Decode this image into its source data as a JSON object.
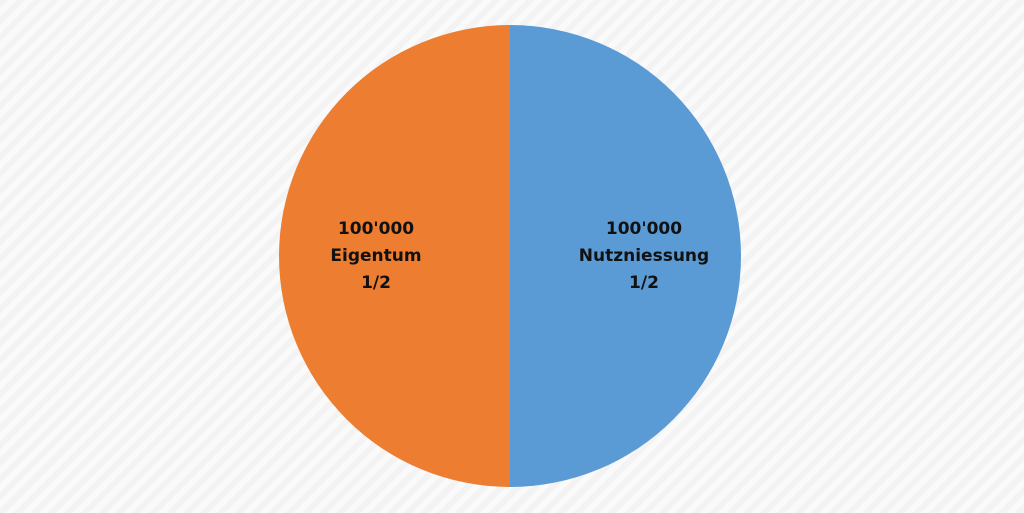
{
  "chart_data": {
    "type": "pie",
    "categories": [
      "Nutzniessung",
      "Eigentum"
    ],
    "values": [
      100000,
      100000
    ],
    "value_labels": [
      "100'000",
      "100'000"
    ],
    "share_labels": [
      "1/2",
      "1/2"
    ],
    "colors": [
      "#5b9bd5",
      "#ed7d31"
    ]
  }
}
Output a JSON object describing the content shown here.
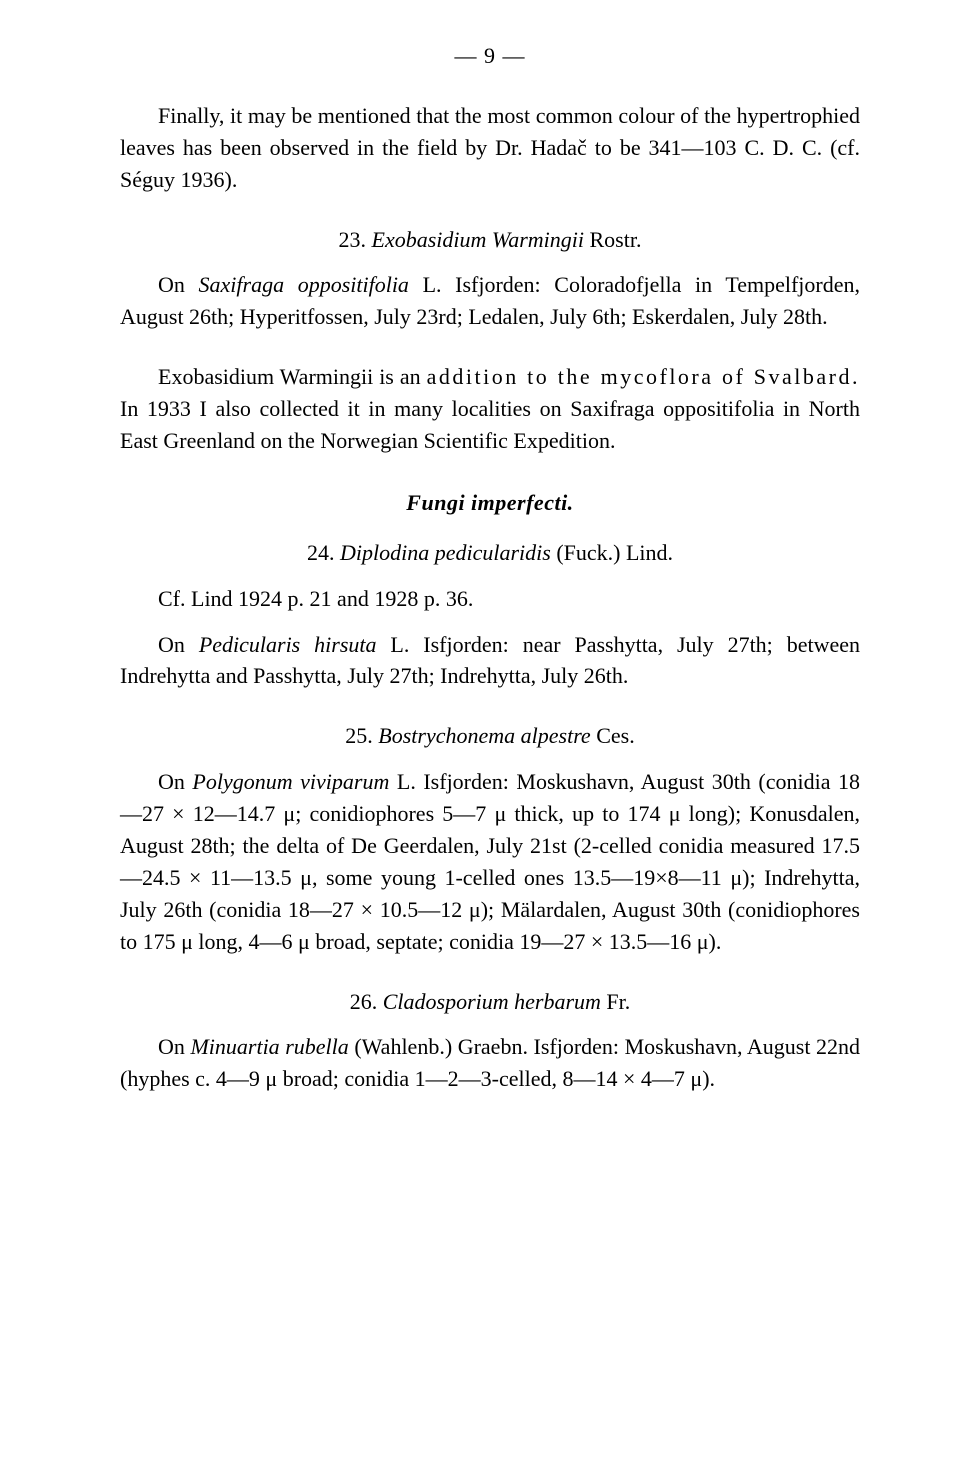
{
  "pageNumber": "— 9 —",
  "paragraphs": {
    "p1": "Finally, it may be mentioned that the most common colour of the hypertrophied leaves has been observed in the field by Dr. Hadač to be 341—103 C. D. C. (cf. Séguy 1936)."
  },
  "species23": {
    "number": "23.",
    "name": "Exobasidium Warmingii",
    "author": "Rostr."
  },
  "p2a": "On ",
  "p2b": "Saxifraga oppositifolia",
  "p2c": " L. Isfjorden: Coloradofjella in Tempelfjorden, August 26th; Hyperitfossen, July 23rd; Ledalen, July 6th; Eskerdalen, July 28th.",
  "p3a": "Exobasidium Warmingii is an ",
  "p3b": "addition to the mycoflora of Svalbard.",
  "p3c": " In 1933 I also collected it in many localities on Saxifraga oppositifolia in North East Greenland on the Norwegian Scientific Expedition.",
  "sectionHeading": "Fungi imperfecti.",
  "species24": {
    "number": "24.",
    "name": "Diplodina pedicularidis",
    "author": "(Fuck.) Lind."
  },
  "p4": "Cf. Lind 1924 p. 21 and 1928 p. 36.",
  "p5a": "On ",
  "p5b": "Pedicularis hirsuta",
  "p5c": " L. Isfjorden: near Passhytta, July 27th; between Indrehytta and Passhytta, July 27th; Indrehytta, July 26th.",
  "species25": {
    "number": "25.",
    "name": "Bostrychonema alpestre",
    "author": "Ces."
  },
  "p6a": "On ",
  "p6b": "Polygonum viviparum",
  "p6c": " L. Isfjorden: Moskushavn, August 30th (conidia 18—27 × 12—14.7 μ; conidiophores 5—7 μ thick, up to 174 μ long); Konusdalen, August 28th; the delta of De Geerdalen, July 21st (2-celled conidia measured 17.5—24.5 × 11—13.5 μ, some young 1-celled ones 13.5—19×8—11 μ); Indrehytta, July 26th (conidia 18—27 × 10.5—12 μ); Mälardalen, August 30th (conidiophores to 175 μ long, 4—6 μ broad, septate; conidia 19—27 × 13.5—16 μ).",
  "species26": {
    "number": "26.",
    "name": "Cladosporium herbarum",
    "author": "Fr."
  },
  "p7a": "On ",
  "p7b": "Minuartia rubella",
  "p7c": " (Wahlenb.) Graebn. Isfjorden: Moskushavn, August 22nd (hyphes c. 4—9 μ broad; conidia 1—2—3-celled, 8—14 × 4—7 μ)."
}
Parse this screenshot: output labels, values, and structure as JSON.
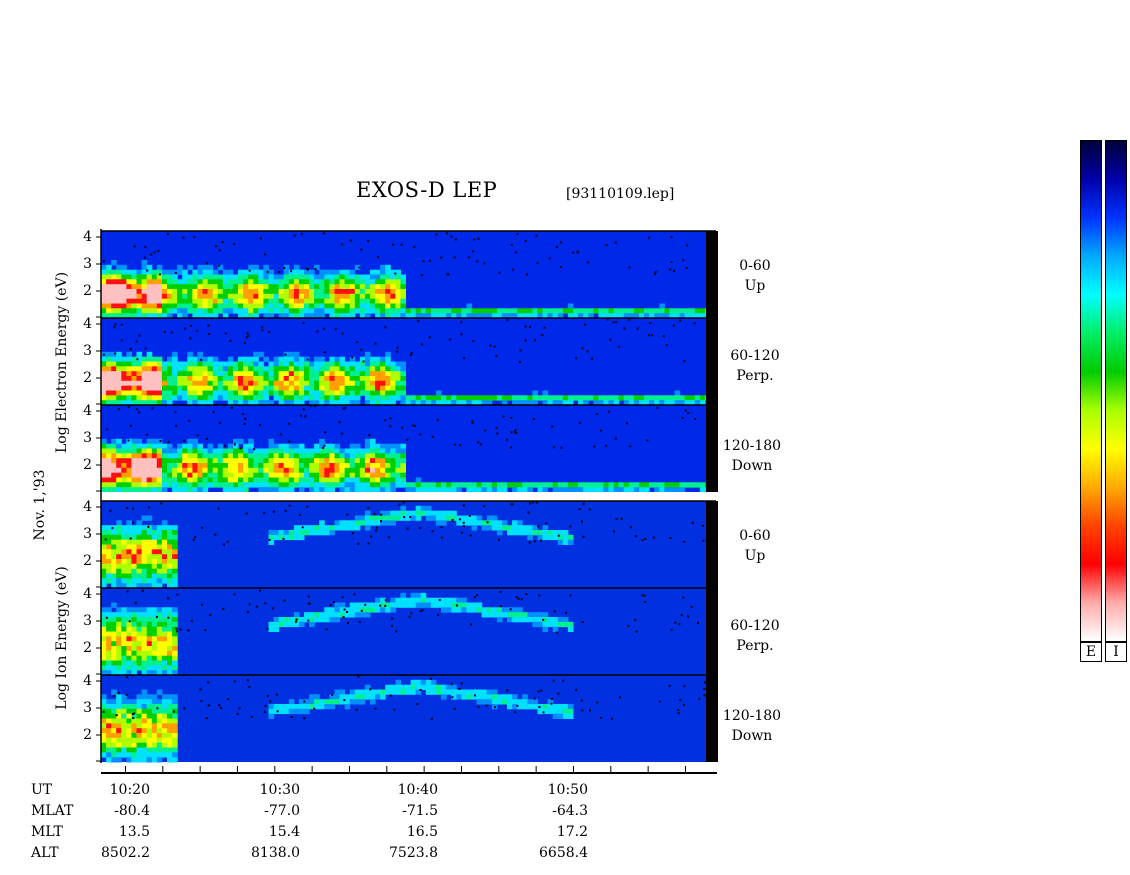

+-------+

Instruction —
Give back the entries verbatim. Do not include any picture.

Solution to the exercise —
Decode this image into its source data as a JSON object.
{
  "chart_data": {
    "type": "pie",
    "categories": [
      "Nutzniessung",
      "Eigentum"
    ],
    "values": [
      100000,
      100000
    ],
    "value_labels": [
      "100'000",
      "100'000"
    ],
    "share_labels": [
      "1/2",
      "1/2"
    ],
    "colors": [
      "#5b9bd5",
      "#ed7d31"
    ]
  }
}
Output a JSON object describing the content shown here.
{
  "pageNumber": "— 9 —",
  "paragraphs": {
    "p1": "Finally, it may be mentioned that the most common colour of the hypertrophied leaves has been observed in the field by Dr. Hadač to be 341—103 C. D. C. (cf. Séguy 1936)."
  },
  "species23": {
    "number": "23.",
    "name": "Exobasidium Warmingii",
    "author": "Rostr."
  },
  "p2a": "On ",
  "p2b": "Saxifraga oppositifolia",
  "p2c": " L. Isfjorden: Coloradofjella in Tempelfjorden, August 26th; Hyperitfossen, July 23rd; Ledalen, July 6th; Eskerdalen, July 28th.",
  "p3a": "Exobasidium Warmingii is an ",
  "p3b": "addition to the mycoflora of Svalbard.",
  "p3c": " In 1933 I also collected it in many localities on Saxifraga oppositifolia in North East Greenland on the Norwegian Scientific Expedition.",
  "sectionHeading": "Fungi imperfecti.",
  "species24": {
    "number": "24.",
    "name": "Diplodina pedicularidis",
    "author": "(Fuck.) Lind."
  },
  "p4": "Cf. Lind 1924 p. 21 and 1928 p. 36.",
  "p5a": "On ",
  "p5b": "Pedicularis hirsuta",
  "p5c": " L. Isfjorden: near Passhytta, July 27th; between Indrehytta and Passhytta, July 27th; Indrehytta, July 26th.",
  "species25": {
    "number": "25.",
    "name": "Bostrychonema alpestre",
    "author": "Ces."
  },
  "p6a": "On ",
  "p6b": "Polygonum viviparum",
  "p6c": " L. Isfjorden: Moskushavn, August 30th (conidia 18—27 × 12—14.7 μ; conidiophores 5—7 μ thick, up to 174 μ long); Konusdalen, August 28th; the delta of De Geerdalen, July 21st (2-celled conidia measured 17.5—24.5 × 11—13.5 μ, some young 1-celled ones 13.5—19×8—11 μ); Indrehytta, July 26th (conidia 18—27 × 10.5—12 μ); Mälardalen, August 30th (conidiophores to 175 μ long, 4—6 μ broad, septate; conidia 19—27 × 13.5—16 μ).",
  "species26": {
    "number": "26.",
    "name": "Cladosporium herbarum",
    "author": "Fr."
  },
  "p7a": "On ",
  "p7b": "Minuartia rubella",
  "p7c": " (Wahlenb.) Graebn. Isfjorden: Moskushavn, August 22nd (hyphes c. 4—9 μ broad; conidia 1—2—3-celled, 8—14 × 4—7 μ)."
}
Parse this screenshot: output labels, values, and structure as JSON.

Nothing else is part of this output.